Excerto do documento
------------------------------------------------------------------------

«A esperança atravessas as noites do mundo e da história»

1. Esta é a noite! A noite em que Deus rasgou as trevas, em que a luz venceu a escuridão, em que a vida triunfou sobre a morte. É a mãe de todas as vigílias, a celebração mais solene, mais cheia de promessas e também da sua realização. A Igreja fez-nos percorrer esta noite com o fogo aceso, a Palavra proclamada, o silêncio escutado, o canto renovado. E ao longo das leituras, Deus conduziu-nos numa peregrinação da esperança.
Sim, irmãos, esta Vigília é um caminho: da criação à nova criação, da escravidão à liberdade, da promessa ao cumprimento. E em cada passo, Deus acende uma luz no meio da noite, uma luz que culmina na ressurreição do Seu Filho, para sabermos que mesmo hoje, mesmo nos recônditos mais sombrios do coração humano ou das trevas do pecado e do mal, Deus volta a acender a luz do seu amor e da sua graça.
2. «No princípio, Deus criou o céu e a terra» (Gn 1, 1). É o início de tudo. E o que vemos? Um Deus que ama a vida, que chama cada coisa pelo nome, que vê tudo como bom. Desde o primeiro instante, a esperança é colocada no coração da criação. Somos queridos por Deus, não obra do acaso. E isso dá-nos dignidade, dá-nos sentido. A primeira esperança é esta: existimos porque Deus nos quis, porque Deus nos ama.
3. Abraão sobe ao monte com o filho (cf. Gn 22, 1-18). Parece um Deus que pede o impensável. Mas a fé de Abraão, feita de obediência e de confiança, revela que Deus não quer a morte, mas a vida. Ele mesmo providencia o cordeiro. A esperança de Abraão é a esperança de quem não entende, mas confia. E essa esperança abre caminho à bênção de todas as nações e de todos os povos.

------------------------------------------------------------------------

[Registos das regiões de paginação]
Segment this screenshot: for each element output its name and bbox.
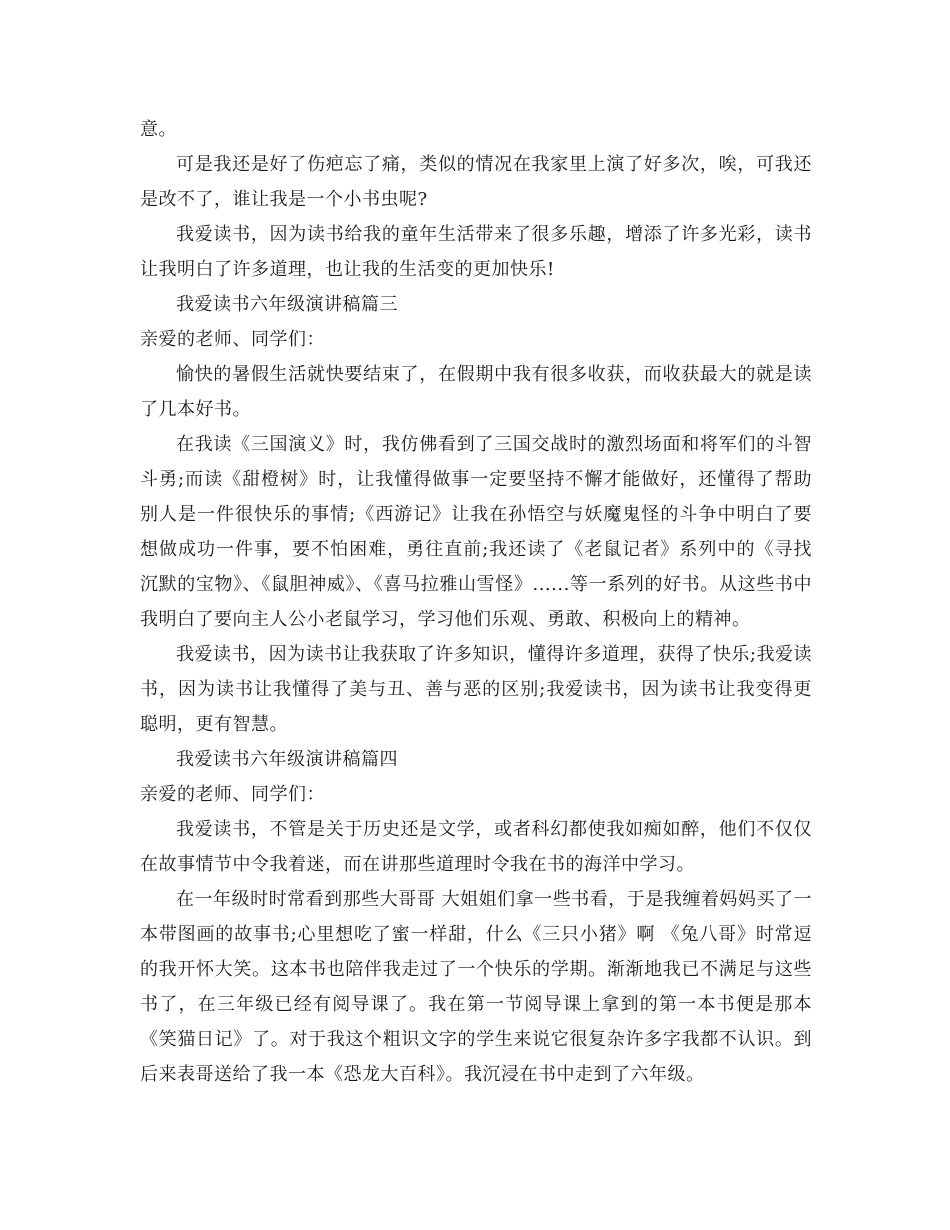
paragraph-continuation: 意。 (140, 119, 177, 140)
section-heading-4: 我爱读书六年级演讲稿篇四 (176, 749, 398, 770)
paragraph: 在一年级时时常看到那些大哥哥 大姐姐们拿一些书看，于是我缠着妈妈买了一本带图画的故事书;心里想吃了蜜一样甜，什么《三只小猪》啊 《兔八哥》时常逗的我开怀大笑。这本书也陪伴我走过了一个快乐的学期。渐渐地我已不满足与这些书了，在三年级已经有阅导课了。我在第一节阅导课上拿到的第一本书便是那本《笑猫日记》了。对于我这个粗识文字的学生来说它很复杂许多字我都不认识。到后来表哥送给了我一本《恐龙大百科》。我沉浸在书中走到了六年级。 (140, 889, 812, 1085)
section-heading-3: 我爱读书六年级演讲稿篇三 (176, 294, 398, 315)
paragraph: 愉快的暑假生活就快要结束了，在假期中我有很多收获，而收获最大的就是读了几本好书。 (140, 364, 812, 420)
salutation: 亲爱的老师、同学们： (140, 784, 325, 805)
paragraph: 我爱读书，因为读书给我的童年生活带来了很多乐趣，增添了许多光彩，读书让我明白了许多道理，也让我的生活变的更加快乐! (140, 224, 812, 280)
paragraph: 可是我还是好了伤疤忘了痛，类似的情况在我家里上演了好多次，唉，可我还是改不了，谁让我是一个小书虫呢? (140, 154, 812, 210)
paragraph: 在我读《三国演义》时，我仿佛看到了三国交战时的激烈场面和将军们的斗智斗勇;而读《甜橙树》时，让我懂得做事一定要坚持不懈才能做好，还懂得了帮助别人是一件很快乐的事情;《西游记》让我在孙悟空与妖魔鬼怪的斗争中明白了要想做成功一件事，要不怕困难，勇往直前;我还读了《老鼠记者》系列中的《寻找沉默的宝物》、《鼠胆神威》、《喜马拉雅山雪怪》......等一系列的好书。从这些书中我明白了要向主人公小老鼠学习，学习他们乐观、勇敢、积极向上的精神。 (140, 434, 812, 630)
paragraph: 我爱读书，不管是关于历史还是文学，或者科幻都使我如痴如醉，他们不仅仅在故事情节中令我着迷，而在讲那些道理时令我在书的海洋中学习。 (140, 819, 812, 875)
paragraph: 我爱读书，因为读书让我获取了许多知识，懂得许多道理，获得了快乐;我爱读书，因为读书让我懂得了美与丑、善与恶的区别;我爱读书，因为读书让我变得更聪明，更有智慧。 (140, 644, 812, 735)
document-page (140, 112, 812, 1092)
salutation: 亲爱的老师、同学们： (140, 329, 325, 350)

------------------------------------------------------------------------

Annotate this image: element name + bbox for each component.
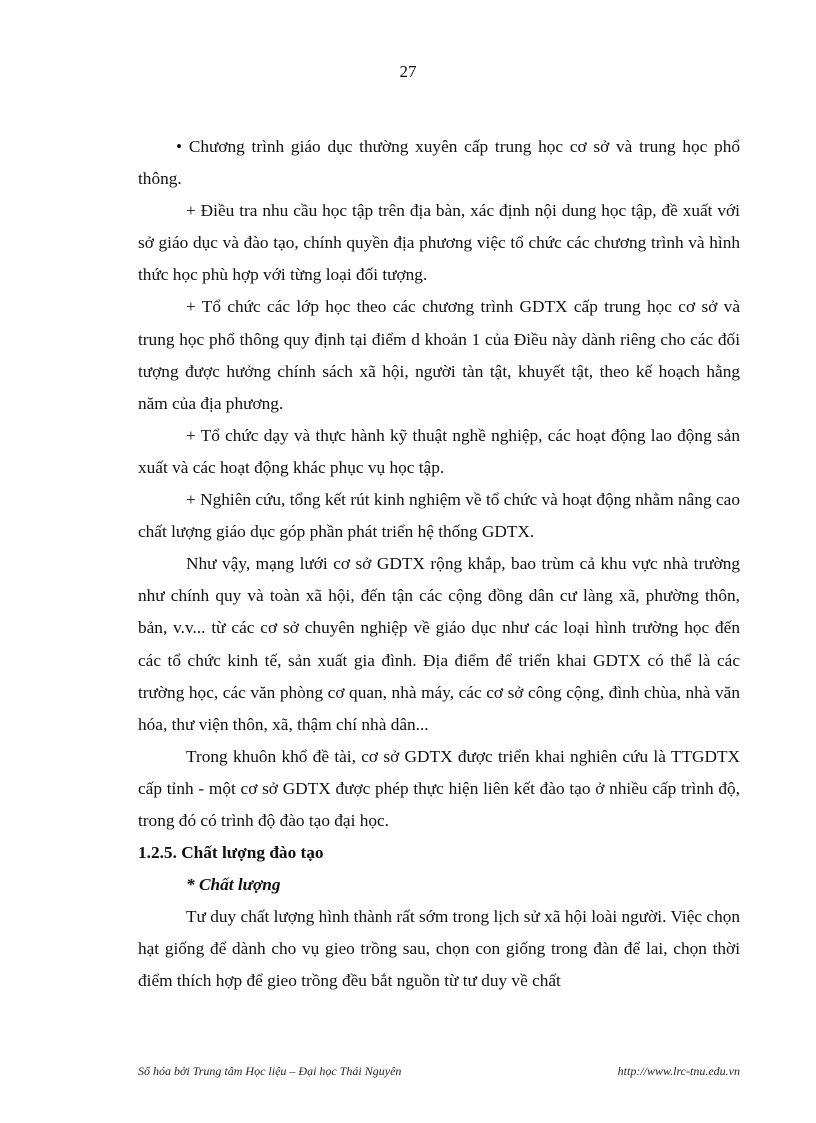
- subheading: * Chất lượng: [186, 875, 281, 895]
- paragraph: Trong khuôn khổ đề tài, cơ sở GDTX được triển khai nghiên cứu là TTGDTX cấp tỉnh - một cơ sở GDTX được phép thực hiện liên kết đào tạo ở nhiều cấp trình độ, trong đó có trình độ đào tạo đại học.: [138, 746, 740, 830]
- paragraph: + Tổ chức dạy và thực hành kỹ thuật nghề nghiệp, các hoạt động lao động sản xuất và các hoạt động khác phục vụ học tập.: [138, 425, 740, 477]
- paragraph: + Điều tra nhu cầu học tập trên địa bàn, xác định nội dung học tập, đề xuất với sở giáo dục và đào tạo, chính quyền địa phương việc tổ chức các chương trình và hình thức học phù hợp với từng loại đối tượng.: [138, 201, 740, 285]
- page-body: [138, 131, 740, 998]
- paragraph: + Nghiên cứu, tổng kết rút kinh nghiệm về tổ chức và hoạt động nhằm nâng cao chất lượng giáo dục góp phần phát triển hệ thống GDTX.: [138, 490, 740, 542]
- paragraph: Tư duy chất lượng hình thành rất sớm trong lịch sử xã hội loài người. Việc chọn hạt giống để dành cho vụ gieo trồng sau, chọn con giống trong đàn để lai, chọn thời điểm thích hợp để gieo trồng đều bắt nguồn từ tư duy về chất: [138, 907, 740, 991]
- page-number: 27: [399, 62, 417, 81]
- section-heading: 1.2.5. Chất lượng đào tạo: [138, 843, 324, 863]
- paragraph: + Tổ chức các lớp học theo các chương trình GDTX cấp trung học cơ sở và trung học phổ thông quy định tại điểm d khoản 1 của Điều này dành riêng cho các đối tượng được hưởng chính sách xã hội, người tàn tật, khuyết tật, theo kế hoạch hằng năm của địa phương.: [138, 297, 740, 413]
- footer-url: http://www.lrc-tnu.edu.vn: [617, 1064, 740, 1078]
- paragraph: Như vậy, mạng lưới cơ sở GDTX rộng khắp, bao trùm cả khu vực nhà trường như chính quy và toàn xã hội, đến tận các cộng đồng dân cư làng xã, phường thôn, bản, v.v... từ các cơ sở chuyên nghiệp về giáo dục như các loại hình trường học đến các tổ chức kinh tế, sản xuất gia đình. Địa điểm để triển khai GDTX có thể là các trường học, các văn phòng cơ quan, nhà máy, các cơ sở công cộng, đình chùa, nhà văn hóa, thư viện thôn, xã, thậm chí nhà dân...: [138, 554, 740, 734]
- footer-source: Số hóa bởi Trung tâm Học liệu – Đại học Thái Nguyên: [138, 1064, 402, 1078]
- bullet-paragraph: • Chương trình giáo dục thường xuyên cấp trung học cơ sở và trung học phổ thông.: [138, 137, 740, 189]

------------------------------------------------------------------------

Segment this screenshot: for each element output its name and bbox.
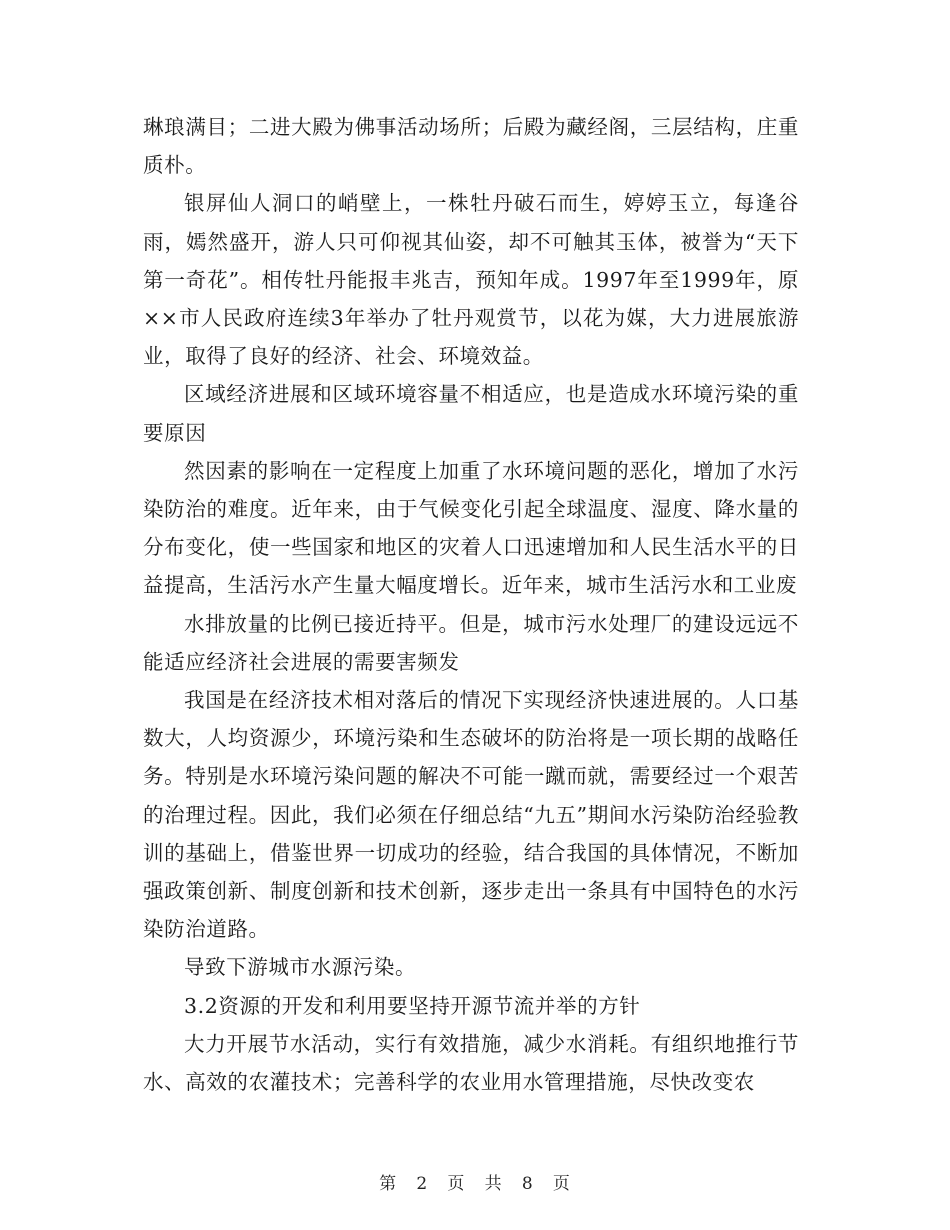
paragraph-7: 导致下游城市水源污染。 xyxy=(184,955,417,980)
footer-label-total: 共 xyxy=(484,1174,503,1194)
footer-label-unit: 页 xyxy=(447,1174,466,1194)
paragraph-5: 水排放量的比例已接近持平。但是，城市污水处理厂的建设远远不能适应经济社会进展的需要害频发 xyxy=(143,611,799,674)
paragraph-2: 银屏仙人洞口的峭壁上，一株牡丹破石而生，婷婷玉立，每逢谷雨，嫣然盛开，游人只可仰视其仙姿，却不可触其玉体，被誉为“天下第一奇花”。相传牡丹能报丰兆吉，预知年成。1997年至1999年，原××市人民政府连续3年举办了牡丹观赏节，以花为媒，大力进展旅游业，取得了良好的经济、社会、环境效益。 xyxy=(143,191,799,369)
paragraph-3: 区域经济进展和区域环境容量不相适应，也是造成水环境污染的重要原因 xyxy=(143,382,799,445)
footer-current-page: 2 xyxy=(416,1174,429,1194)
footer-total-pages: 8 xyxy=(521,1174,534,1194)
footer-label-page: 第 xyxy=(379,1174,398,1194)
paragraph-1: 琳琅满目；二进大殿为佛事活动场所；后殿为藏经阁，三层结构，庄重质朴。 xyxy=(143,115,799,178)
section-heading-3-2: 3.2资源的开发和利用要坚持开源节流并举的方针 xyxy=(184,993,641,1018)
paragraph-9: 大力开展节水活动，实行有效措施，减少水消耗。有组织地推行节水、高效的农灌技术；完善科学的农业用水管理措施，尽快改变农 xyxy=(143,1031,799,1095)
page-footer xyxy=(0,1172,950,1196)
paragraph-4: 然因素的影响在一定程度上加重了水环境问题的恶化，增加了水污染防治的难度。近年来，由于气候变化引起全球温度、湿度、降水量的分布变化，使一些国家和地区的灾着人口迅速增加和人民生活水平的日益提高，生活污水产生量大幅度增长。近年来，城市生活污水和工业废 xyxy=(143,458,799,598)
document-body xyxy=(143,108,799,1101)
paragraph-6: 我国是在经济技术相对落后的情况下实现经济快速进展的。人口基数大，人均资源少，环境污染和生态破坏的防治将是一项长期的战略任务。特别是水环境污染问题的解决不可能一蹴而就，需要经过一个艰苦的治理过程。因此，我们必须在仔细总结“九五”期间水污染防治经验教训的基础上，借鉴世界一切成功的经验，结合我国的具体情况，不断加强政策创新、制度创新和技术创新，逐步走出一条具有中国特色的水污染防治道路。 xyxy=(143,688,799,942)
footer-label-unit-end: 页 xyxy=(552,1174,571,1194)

------------------------------------------------------------------------

O que se pede
A – No texto sobre a esperança na Vigília, qual é apresentada como a primeira esperança?
B – Transcreva do texto sobre a esperança na Vigília a passagem que abre com as palavras que contêm «3. Abraão sobe» e fecha com «todos os povos.».
C – Prossiga o texto sobre a esperança na Vigília a partir do ponto em que termina.

Conjunto de respostas
A – Existimos porque Deus nos quis, porque Deus nos ama.

B –
3. Abraão sobe ao monte com o filho (cf. Gn 22, 1-18). Parece um Deus que pede o impensável. Mas a fé de Abraão, feita de obediência e de confiança, revela que Deus não quer a morte, mas a vida. Ele mesmo providencia o cordeiro. A esperança de Abraão é a esperança de quem não entende, mas confia. E essa esperança abre caminho à bênção de todas as nações e de todos os povos.

C –
4. «Porque estás a bradar por Mim? Diz aos filhos de Israel que se ponham em marcha» (Ex 14, 15). No coração da noite, no meio do mar, quando tudo parece perdido, Deus abre um caminho novo. Passagem da escravidão à liberdade. Esta é a grande imagem da esperança bíblica: não ficamos presos ao que fomos. Deus conduz-nos à terra prometida, a um futuro que começa naquele instante.
5. Isaías, Baruc, Ezequiel – cada um à sua maneira – falam a um povo ferido, exilado, desiludido. Mas todos anunciam: «O teu Criador será o teu Esposo» (Is 54, 5); «Vinde à nascente das águas» (Is 55, 1); «Caminha para o esplendor da sua luz» (Br 4, 2); «Dar-vos-ei um coração de carne» (Ez 36, 26). Mesmo quando tudo parece ruína, Deus não desiste. Ele reconstrói, regenera, ressuscita. A esperança profética é uma esperança que olha para a frente, que acredita em novos começos, que espera contra toda a esperança.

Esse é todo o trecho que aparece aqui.